__LESETEXT__.
──────
Man könnte meinen, dass die Bauern mit jedem Tag nur noch entschlossener werden. Viele von ihnen wollen "au finish" protestieren, wie es in Belgien gerne heißt, also bis ihre Kernforderungen wirklich erfüllt sind. Und eine Folge davon ist, dass die Verbände ihre Leute nicht so wirklich im Griff haben. Im Klartext: Es kommt immer wieder zu spontanen Aktionen, die nicht im Vorhinein angekündigt wurden und die dann die Ordnungskräfte und auch die Verkehrsteilnehmer auf dem falschen Fuß erwischen.
──────
__EINTRÄGE__.

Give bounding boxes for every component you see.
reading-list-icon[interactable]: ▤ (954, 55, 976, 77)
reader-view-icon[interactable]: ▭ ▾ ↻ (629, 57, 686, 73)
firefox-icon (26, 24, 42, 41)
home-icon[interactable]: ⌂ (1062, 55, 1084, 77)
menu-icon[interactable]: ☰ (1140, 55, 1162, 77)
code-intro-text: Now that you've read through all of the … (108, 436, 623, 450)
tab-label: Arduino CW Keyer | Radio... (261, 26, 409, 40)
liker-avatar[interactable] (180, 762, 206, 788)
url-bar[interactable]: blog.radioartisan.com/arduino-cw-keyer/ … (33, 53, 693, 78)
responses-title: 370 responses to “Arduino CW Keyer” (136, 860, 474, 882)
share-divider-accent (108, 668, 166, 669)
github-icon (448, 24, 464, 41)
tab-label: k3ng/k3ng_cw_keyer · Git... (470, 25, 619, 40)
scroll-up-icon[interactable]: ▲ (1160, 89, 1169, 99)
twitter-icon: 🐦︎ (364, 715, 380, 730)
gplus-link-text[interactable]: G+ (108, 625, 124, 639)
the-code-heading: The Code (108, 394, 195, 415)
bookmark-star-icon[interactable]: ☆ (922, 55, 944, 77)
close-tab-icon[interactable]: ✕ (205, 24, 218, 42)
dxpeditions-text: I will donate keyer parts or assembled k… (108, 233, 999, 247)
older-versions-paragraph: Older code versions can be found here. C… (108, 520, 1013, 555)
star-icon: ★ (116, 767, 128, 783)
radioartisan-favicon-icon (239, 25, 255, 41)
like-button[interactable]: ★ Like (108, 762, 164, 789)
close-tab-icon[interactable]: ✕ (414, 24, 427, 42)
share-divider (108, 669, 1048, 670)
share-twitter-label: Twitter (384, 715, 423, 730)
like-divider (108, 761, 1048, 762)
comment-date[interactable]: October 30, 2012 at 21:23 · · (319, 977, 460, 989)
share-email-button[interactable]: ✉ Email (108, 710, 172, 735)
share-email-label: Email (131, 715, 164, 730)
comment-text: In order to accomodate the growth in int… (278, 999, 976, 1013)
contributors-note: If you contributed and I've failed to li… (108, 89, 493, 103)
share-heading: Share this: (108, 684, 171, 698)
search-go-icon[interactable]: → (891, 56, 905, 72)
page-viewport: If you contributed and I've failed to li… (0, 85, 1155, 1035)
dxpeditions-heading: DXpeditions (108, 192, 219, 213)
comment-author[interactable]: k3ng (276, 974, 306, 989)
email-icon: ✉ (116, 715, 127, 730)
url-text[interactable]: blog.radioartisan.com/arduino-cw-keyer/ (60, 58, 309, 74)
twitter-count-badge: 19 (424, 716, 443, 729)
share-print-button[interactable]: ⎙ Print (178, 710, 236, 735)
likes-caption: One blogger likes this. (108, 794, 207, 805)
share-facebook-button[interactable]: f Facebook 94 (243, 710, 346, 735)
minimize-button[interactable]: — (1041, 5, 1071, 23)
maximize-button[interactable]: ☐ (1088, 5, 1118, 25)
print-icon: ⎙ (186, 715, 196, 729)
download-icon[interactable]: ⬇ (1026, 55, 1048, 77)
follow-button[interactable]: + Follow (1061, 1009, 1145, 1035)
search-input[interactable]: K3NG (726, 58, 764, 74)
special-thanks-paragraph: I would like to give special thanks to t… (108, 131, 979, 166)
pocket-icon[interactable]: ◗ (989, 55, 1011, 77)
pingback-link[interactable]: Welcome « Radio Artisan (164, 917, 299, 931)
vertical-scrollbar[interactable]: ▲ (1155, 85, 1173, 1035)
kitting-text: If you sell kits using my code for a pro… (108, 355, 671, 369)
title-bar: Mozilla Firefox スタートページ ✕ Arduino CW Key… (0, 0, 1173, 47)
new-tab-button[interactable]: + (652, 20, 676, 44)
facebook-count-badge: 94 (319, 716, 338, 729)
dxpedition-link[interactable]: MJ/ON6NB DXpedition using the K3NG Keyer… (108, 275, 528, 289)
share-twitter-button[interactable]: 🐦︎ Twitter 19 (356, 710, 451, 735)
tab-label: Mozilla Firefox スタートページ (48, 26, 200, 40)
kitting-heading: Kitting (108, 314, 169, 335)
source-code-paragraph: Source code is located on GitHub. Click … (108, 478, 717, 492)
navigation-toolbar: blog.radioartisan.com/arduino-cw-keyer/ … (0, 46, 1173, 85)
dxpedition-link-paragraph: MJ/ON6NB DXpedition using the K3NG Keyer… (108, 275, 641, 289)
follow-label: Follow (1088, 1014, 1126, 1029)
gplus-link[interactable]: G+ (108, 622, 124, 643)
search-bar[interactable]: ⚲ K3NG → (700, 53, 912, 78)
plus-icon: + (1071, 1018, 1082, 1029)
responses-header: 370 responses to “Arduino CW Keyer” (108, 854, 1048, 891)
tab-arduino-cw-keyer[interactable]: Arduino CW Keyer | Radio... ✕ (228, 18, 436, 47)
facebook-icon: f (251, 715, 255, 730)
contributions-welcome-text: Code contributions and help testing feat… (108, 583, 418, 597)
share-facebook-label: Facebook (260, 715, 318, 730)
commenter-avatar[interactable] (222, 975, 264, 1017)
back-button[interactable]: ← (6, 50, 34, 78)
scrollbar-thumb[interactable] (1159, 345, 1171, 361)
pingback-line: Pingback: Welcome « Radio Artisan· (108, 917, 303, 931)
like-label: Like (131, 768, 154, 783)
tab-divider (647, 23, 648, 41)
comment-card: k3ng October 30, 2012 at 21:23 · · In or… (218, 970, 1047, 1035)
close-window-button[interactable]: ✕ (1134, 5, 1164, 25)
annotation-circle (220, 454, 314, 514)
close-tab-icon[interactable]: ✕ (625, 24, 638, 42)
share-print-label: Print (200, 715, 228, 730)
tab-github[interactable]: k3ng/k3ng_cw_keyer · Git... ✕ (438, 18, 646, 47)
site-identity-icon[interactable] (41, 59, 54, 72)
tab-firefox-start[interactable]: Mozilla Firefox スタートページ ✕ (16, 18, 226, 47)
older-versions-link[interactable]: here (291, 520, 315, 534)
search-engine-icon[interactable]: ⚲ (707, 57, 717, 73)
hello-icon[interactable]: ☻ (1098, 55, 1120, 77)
──────
__AUFGABEN__.
a – Schreib aus dem Lesetext den Teil ab, der mit „Man könnte meinen, dass“ anfängt und bis „falschen Fuß erwischen.“ geht.
b – Fass den Absatz im Lesetext, der mit „Man könnte meinen“ beginnt, als kurze Liste zusammen und behalte dabei die wichtigsten Punkte.
c – Beantworte kurz diese Fragen zum Lesetext:
(i) Welcher Ausdruck wird in Belgien für Protestieren gebraucht, bis die Kernforderungen erfüllt sind?
(ii) Wer hat seine Leute nicht so wirklich im Griff?
(iii) Wen erwischen die spontanen Aktionen auf dem falschen Fuß?

__LÖSUNGEN__.
a –
Man könnte meinen, dass die Bauern mit jedem Tag nur noch entschlossener werden. Viele von ihnen wollen "au finish" protestieren, wie es in Belgien gerne heißt, also bis ihre Kernforderungen wirklich erfüllt sind. Und eine Folge davon ist, dass die Verbände ihre Leute nicht so wirklich im Griff haben. Im Klartext: Es kommt immer wieder zu spontanen Aktionen, die nicht im Vorhinein angekündigt wurden und die dann die Ordnungskräfte und auch die Verkehrsteilnehmer auf dem falschen Fuß erwischen.

b –
- Die Bauern scheinen jeden Tag entschlossener zu werden.
- Viele wollen „au finish“ protestieren, also so lange, bis ihre Kernforderungen wirklich erfüllt sind.
- Deshalb haben die Verbände ihre Leute nicht richtig im Griff.
- Immer wieder gibt es spontane, vorher nicht angekündigte Aktionen.
- Diese Aktionen erwischen Ordnungskräfte und Verkehrsteilnehmer auf dem falschen Fuß.

c –
(i) „au finish“
(ii) Die Verbände
(iii) Die Ordnungskräfte und die Verkehrsteilnehmer